Excerpted records:
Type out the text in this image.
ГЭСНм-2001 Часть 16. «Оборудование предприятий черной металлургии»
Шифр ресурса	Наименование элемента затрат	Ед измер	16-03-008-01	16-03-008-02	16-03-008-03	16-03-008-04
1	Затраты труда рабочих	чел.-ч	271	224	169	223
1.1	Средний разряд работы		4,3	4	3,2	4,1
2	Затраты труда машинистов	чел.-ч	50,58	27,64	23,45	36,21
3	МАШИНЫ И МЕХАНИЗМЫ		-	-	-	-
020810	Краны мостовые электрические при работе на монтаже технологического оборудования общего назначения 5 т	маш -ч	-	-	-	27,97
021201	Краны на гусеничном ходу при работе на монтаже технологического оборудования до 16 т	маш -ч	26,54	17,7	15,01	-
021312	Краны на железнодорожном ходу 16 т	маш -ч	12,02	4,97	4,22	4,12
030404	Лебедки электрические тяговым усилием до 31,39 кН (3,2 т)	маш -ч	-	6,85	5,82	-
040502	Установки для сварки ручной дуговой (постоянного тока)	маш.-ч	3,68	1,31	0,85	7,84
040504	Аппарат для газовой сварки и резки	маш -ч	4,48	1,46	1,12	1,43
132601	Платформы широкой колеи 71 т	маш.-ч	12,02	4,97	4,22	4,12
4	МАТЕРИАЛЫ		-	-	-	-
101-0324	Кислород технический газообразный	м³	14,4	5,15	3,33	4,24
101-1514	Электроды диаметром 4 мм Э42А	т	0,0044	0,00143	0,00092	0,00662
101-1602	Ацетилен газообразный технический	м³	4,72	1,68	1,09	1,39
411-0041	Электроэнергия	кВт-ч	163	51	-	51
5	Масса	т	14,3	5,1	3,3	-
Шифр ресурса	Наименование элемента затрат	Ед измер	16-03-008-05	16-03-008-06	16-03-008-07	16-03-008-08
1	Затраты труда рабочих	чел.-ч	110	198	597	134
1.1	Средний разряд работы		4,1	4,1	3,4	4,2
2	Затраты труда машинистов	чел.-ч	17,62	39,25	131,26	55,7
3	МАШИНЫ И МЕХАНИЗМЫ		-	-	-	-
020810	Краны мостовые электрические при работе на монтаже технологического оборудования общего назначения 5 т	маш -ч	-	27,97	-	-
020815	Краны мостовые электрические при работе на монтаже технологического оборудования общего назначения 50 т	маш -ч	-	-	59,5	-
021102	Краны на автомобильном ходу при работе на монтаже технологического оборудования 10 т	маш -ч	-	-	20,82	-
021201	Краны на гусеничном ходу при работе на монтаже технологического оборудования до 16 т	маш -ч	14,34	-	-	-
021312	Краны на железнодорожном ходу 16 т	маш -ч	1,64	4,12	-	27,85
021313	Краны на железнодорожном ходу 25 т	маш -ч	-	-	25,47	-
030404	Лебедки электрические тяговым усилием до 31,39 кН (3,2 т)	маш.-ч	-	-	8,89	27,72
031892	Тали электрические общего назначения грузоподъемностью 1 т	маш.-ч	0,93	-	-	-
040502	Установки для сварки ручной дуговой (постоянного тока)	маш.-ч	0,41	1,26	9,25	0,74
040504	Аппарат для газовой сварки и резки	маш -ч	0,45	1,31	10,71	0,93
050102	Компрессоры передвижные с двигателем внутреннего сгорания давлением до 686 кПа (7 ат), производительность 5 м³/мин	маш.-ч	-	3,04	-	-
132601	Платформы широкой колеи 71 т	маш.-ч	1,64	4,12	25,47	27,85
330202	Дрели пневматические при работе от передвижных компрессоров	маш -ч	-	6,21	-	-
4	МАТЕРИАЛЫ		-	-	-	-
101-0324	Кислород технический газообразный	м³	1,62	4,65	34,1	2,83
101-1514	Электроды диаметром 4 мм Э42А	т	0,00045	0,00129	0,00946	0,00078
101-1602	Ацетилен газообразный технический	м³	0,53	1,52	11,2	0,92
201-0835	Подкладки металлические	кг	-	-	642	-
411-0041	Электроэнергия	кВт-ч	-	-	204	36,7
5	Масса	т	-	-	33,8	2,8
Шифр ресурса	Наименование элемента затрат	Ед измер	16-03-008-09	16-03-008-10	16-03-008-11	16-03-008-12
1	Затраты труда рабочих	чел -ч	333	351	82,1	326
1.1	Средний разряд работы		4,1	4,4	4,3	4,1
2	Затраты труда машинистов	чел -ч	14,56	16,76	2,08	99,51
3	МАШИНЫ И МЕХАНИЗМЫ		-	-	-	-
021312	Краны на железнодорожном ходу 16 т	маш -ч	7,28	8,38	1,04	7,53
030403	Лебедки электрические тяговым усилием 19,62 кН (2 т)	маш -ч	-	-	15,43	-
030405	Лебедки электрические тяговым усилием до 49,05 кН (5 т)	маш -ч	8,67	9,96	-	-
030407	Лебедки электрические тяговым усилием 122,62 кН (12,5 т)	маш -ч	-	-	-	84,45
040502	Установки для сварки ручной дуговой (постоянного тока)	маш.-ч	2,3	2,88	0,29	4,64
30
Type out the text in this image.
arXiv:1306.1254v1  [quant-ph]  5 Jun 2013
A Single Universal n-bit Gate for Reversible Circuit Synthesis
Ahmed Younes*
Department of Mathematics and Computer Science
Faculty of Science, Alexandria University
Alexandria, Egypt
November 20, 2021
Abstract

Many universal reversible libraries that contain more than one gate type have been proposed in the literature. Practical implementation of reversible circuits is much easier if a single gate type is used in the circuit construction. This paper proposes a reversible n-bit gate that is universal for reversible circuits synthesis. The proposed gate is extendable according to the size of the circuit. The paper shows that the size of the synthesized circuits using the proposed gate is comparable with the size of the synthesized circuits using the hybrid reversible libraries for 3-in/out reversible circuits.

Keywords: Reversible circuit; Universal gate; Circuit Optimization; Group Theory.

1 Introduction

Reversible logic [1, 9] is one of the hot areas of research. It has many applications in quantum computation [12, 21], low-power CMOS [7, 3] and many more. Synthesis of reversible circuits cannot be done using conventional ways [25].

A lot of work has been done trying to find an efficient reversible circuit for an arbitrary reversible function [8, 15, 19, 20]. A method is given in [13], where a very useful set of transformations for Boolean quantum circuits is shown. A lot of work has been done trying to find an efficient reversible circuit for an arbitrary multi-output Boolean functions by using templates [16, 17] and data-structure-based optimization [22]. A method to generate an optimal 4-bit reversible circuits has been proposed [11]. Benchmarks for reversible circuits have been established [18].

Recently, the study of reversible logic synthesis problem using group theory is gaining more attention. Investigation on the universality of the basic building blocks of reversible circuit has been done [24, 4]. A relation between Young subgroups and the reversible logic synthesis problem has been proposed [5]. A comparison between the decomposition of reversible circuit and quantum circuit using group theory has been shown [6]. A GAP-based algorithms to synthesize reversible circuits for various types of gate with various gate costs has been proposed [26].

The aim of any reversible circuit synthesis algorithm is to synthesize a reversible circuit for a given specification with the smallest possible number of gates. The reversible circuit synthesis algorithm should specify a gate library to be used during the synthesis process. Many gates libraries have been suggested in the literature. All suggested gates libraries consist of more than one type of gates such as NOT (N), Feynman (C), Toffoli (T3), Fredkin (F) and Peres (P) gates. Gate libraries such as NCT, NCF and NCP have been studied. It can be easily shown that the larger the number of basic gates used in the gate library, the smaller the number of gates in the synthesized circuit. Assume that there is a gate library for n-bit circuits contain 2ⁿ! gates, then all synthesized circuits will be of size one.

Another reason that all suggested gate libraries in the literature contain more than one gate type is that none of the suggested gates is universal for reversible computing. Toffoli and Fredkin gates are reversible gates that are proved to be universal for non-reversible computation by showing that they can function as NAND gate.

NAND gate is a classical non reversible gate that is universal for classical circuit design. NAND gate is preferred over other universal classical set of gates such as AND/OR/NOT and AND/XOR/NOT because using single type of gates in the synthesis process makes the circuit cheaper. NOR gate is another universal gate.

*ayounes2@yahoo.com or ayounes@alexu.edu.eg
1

Prompt: Show the lines of the material that contain the word "усилием".

The answer:
030404	Лебедки электрические тяговым усилием до 31,39 кН (3,2 т)	маш -ч	-	6,85	5,82	-
030404	Лебедки электрические тяговым усилием до 31,39 кН (3,2 т)	маш.-ч	-	-	8,89	27,72
030403	Лебедки электрические тяговым усилием 19,62 кН (2 т)	маш -ч	-	-	15,43	-
030405	Лебедки электрические тяговым усилием до 49,05 кН (5 т)	маш -ч	8,67	9,96	-	-
030407	Лебедки электрические тяговым усилием 122,62 кН (12,5 т)	маш -ч	-	-	-	84,45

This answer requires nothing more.